DESCRIPTION OF THE TASK ->
Please print the lines between the one with "Output a JSON" and the one with "Convert this screenshot", both ends included, exactly as written, with no pictures.

________

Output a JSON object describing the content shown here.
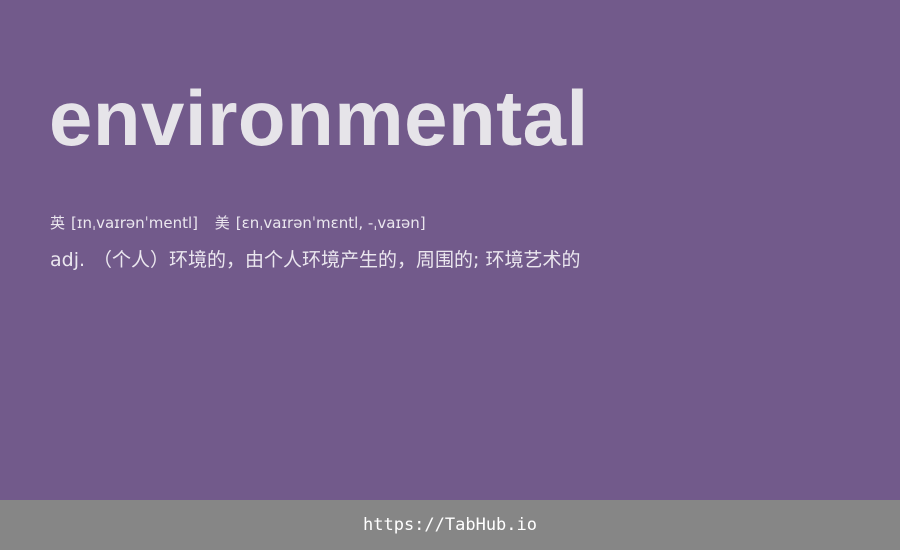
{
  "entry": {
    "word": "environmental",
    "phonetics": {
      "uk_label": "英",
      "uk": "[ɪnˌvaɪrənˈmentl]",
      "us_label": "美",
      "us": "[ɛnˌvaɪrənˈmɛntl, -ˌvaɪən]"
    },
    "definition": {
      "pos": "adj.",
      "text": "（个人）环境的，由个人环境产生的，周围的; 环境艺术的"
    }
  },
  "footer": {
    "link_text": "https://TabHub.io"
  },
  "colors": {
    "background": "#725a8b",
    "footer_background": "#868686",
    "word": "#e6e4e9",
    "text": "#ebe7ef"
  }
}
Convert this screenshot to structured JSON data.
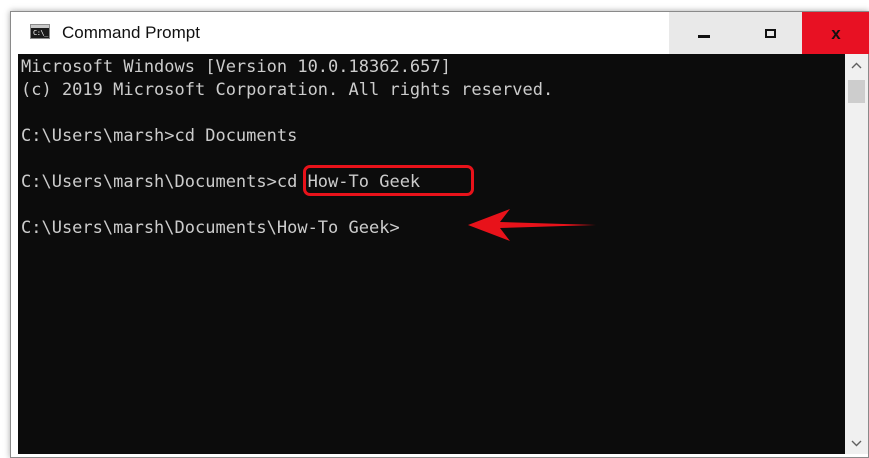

________

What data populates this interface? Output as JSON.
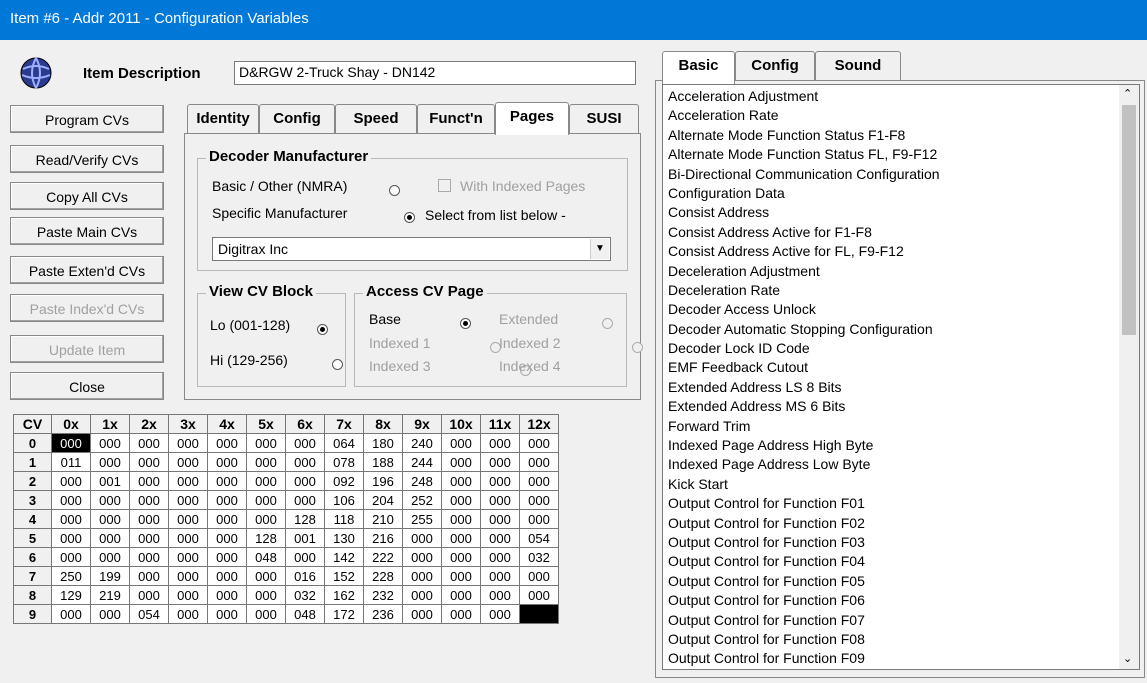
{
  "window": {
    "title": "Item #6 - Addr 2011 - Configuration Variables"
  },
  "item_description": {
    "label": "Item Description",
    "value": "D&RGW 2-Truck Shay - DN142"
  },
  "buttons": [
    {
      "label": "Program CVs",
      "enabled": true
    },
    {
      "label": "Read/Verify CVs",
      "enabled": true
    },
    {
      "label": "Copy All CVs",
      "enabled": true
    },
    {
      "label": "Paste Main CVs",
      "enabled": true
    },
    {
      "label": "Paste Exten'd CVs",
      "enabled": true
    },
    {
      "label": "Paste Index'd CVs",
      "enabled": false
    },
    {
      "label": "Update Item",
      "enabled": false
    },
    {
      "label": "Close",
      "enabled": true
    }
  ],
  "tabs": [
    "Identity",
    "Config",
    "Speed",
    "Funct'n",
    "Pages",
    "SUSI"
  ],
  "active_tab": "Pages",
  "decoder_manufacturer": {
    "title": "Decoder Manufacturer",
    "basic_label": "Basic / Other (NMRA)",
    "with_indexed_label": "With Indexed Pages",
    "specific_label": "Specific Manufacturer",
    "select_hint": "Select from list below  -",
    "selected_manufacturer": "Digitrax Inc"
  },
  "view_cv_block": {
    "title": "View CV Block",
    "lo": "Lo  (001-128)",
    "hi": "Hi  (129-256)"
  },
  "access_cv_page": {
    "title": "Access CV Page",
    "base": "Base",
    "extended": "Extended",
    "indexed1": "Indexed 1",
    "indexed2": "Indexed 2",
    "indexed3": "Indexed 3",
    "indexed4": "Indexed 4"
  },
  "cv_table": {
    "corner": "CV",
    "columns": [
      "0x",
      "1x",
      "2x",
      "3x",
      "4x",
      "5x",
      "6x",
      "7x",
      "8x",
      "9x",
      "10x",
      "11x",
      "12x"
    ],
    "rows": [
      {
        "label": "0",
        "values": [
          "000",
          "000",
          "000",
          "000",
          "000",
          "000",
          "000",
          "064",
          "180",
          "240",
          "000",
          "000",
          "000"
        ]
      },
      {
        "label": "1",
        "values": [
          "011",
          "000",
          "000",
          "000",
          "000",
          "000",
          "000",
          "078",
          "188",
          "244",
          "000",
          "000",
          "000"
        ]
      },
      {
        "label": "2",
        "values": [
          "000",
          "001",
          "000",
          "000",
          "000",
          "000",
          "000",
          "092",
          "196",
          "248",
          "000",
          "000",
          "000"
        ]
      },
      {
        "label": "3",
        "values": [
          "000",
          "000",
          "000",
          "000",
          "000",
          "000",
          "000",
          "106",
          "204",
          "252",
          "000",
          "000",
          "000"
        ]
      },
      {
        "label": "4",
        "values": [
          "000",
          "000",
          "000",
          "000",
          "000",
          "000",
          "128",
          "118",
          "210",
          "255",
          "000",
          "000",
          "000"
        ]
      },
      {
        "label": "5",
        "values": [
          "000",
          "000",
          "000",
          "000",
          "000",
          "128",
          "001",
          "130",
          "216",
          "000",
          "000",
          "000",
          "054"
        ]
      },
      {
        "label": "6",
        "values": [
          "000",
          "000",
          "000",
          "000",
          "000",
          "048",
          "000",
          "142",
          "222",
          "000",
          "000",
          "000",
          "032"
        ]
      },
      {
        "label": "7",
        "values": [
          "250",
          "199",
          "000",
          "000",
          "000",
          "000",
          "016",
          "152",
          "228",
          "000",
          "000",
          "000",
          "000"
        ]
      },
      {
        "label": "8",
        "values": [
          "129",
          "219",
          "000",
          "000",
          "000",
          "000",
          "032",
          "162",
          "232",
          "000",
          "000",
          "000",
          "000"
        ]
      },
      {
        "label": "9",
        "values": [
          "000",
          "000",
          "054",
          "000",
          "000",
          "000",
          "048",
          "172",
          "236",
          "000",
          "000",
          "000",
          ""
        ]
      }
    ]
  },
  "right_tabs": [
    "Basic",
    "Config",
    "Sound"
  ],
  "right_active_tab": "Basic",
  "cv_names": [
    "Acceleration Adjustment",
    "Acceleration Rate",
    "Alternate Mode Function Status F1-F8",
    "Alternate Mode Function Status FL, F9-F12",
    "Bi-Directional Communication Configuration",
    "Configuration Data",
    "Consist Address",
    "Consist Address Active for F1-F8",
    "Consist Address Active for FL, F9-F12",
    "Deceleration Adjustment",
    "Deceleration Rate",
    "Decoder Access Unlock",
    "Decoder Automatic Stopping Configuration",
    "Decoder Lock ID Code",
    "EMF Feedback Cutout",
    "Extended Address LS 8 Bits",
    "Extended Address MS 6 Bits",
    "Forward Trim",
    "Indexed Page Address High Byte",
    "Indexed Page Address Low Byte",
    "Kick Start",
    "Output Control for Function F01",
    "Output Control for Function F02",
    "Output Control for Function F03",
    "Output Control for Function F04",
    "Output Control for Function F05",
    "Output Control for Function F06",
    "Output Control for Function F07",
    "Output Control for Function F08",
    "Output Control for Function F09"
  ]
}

________

RESPONSE ->
Output a JSON object describing the content shown here.
{
  "entry": {
    "word": "environmental",
    "phonetics": {
      "uk_label": "英",
      "uk": "[ɪnˌvaɪrənˈmentl]",
      "us_label": "美",
      "us": "[ɛnˌvaɪrənˈmɛntl, -ˌvaɪən]"
    },
    "definition": {
      "pos": "adj.",
      "text": "（个人）环境的，由个人环境产生的，周围的; 环境艺术的"
    }
  },
  "footer": {
    "link_text": "https://TabHub.io"
  },
  "colors": {
    "background": "#725a8b",
    "footer_background": "#868686",
    "word": "#e6e4e9",
    "text": "#ebe7ef"
  }
}
Convert this screenshot to structured JSON data.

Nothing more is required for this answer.